↓

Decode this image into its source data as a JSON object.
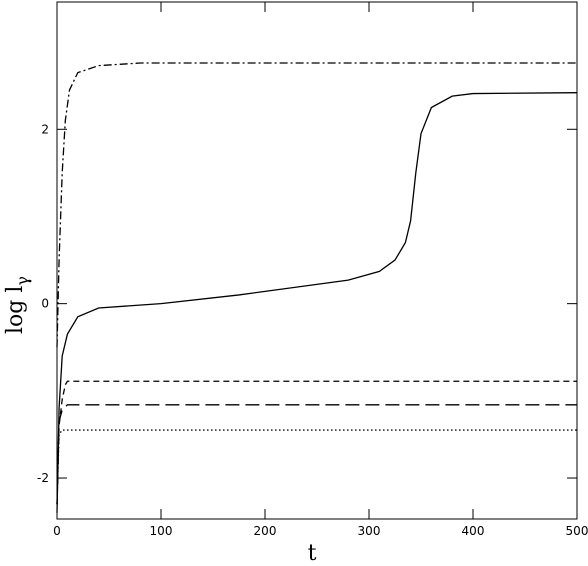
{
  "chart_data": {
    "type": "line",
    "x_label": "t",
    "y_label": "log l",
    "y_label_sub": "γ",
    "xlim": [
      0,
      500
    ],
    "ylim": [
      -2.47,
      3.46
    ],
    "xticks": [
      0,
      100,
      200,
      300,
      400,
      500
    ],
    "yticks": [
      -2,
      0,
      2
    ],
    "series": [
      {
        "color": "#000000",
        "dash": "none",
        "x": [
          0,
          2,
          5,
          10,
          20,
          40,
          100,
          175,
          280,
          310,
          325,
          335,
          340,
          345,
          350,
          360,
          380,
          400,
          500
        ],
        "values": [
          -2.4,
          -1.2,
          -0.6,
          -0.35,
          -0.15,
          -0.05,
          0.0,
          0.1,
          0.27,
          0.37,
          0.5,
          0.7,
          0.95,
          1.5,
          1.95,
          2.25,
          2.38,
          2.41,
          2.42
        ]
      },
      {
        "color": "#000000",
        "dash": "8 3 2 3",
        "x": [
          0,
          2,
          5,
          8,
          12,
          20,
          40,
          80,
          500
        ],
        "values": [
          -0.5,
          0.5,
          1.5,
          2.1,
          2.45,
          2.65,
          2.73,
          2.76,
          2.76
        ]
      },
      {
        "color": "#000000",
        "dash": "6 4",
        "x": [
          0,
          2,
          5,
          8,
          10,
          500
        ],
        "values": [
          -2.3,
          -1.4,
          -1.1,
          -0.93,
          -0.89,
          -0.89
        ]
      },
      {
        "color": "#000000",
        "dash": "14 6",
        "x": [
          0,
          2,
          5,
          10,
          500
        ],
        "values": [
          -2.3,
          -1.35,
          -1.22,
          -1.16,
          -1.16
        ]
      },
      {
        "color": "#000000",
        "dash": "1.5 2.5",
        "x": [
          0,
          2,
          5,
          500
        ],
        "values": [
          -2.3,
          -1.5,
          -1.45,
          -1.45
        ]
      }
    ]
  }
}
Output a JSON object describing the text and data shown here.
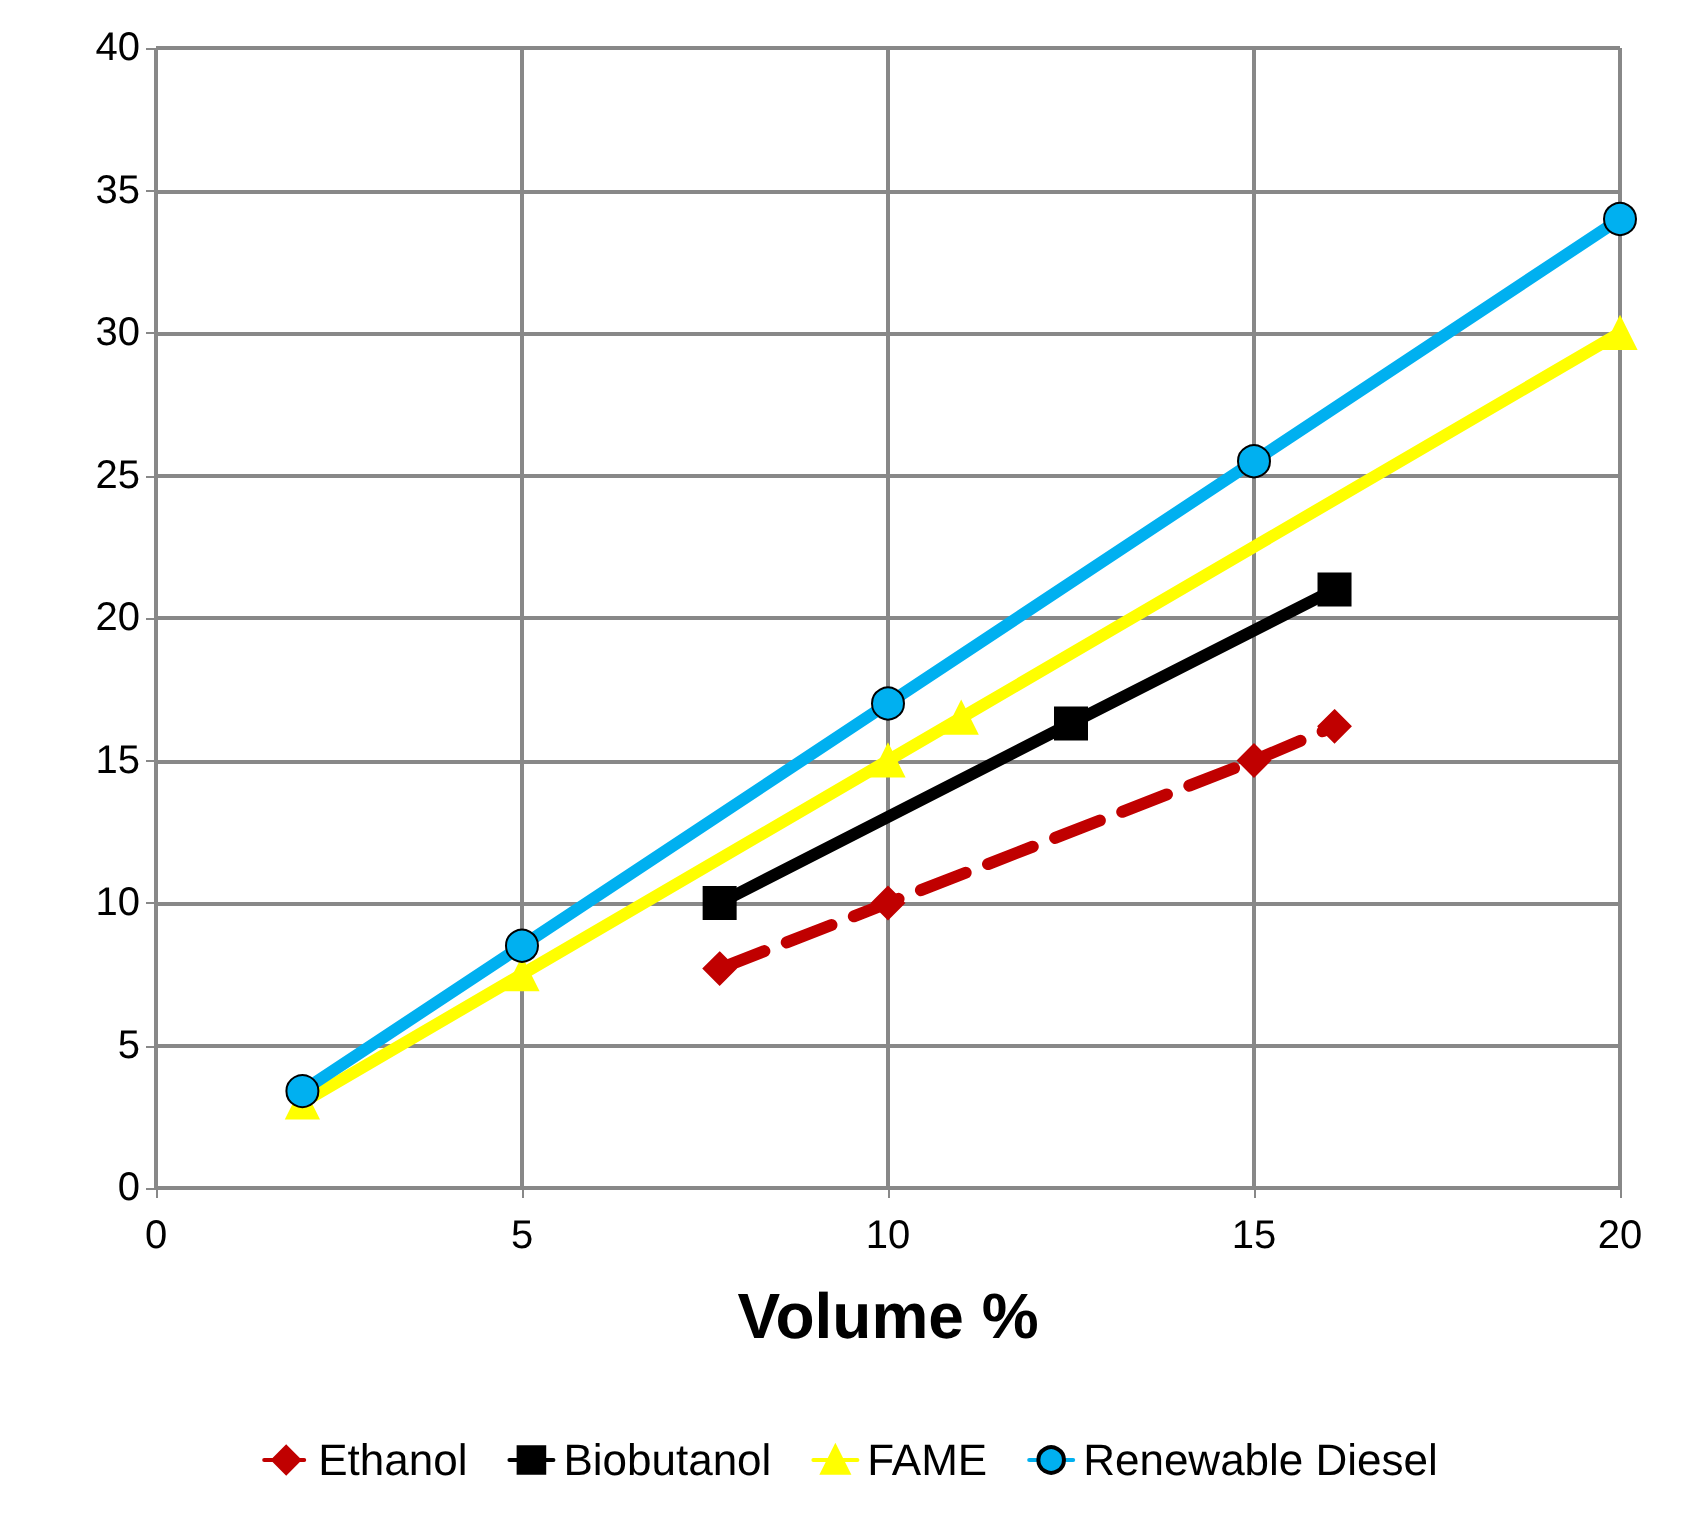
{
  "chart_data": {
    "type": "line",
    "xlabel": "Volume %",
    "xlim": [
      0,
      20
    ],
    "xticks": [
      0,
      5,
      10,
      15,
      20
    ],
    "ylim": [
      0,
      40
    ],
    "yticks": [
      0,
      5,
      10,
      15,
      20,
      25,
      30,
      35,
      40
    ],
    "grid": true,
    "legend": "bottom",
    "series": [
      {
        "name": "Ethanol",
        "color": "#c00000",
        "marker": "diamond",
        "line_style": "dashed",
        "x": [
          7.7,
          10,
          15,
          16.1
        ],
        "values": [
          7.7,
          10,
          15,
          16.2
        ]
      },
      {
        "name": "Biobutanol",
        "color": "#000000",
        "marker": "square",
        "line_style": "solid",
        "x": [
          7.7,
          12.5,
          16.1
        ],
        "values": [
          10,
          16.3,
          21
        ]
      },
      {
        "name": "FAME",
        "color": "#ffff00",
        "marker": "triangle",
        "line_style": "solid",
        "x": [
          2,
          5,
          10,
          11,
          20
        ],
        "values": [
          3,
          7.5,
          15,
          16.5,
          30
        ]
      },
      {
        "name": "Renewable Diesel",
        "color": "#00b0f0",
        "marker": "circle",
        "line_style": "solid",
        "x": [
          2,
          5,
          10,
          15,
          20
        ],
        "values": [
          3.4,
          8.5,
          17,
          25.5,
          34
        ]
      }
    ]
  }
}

↑

Write out the full listing verbatim, excluding its pictures.

Decode this image into its source data as a JSON object.
{
  "chart_data": {
    "type": "line",
    "x_label": "t",
    "y_label": "log l",
    "y_label_sub": "γ",
    "xlim": [
      0,
      500
    ],
    "ylim": [
      -2.47,
      3.46
    ],
    "xticks": [
      0,
      100,
      200,
      300,
      400,
      500
    ],
    "yticks": [
      -2,
      0,
      2
    ],
    "series": [
      {
        "color": "#000000",
        "dash": "none",
        "x": [
          0,
          2,
          5,
          10,
          20,
          40,
          100,
          175,
          280,
          310,
          325,
          335,
          340,
          345,
          350,
          360,
          380,
          400,
          500
        ],
        "values": [
          -2.4,
          -1.2,
          -0.6,
          -0.35,
          -0.15,
          -0.05,
          0.0,
          0.1,
          0.27,
          0.37,
          0.5,
          0.7,
          0.95,
          1.5,
          1.95,
          2.25,
          2.38,
          2.41,
          2.42
        ]
      },
      {
        "color": "#000000",
        "dash": "8 3 2 3",
        "x": [
          0,
          2,
          5,
          8,
          12,
          20,
          40,
          80,
          500
        ],
        "values": [
          -0.5,
          0.5,
          1.5,
          2.1,
          2.45,
          2.65,
          2.73,
          2.76,
          2.76
        ]
      },
      {
        "color": "#000000",
        "dash": "6 4",
        "x": [
          0,
          2,
          5,
          8,
          10,
          500
        ],
        "values": [
          -2.3,
          -1.4,
          -1.1,
          -0.93,
          -0.89,
          -0.89
        ]
      },
      {
        "color": "#000000",
        "dash": "14 6",
        "x": [
          0,
          2,
          5,
          10,
          500
        ],
        "values": [
          -2.3,
          -1.35,
          -1.22,
          -1.16,
          -1.16
        ]
      },
      {
        "color": "#000000",
        "dash": "1.5 2.5",
        "x": [
          0,
          2,
          5,
          500
        ],
        "values": [
          -2.3,
          -1.5,
          -1.45,
          -1.45
        ]
      }
    ]
  }
}
Output a JSON object describing the text and data shown here.
{
  "chart_data": {
    "type": "line",
    "xlabel": "Volume %",
    "xlim": [
      0,
      20
    ],
    "xticks": [
      0,
      5,
      10,
      15,
      20
    ],
    "ylim": [
      0,
      40
    ],
    "yticks": [
      0,
      5,
      10,
      15,
      20,
      25,
      30,
      35,
      40
    ],
    "grid": true,
    "legend": "bottom",
    "series": [
      {
        "name": "Ethanol",
        "color": "#c00000",
        "marker": "diamond",
        "line_style": "dashed",
        "x": [
          7.7,
          10,
          15,
          16.1
        ],
        "values": [
          7.7,
          10,
          15,
          16.2
        ]
      },
      {
        "name": "Biobutanol",
        "color": "#000000",
        "marker": "square",
        "line_style": "solid",
        "x": [
          7.7,
          12.5,
          16.1
        ],
        "values": [
          10,
          16.3,
          21
        ]
      },
      {
        "name": "FAME",
        "color": "#ffff00",
        "marker": "triangle",
        "line_style": "solid",
        "x": [
          2,
          5,
          10,
          11,
          20
        ],
        "values": [
          3,
          7.5,
          15,
          16.5,
          30
        ]
      },
      {
        "name": "Renewable Diesel",
        "color": "#00b0f0",
        "marker": "circle",
        "line_style": "solid",
        "x": [
          2,
          5,
          10,
          15,
          20
        ],
        "values": [
          3.4,
          8.5,
          17,
          25.5,
          34
        ]
      }
    ]
  }
}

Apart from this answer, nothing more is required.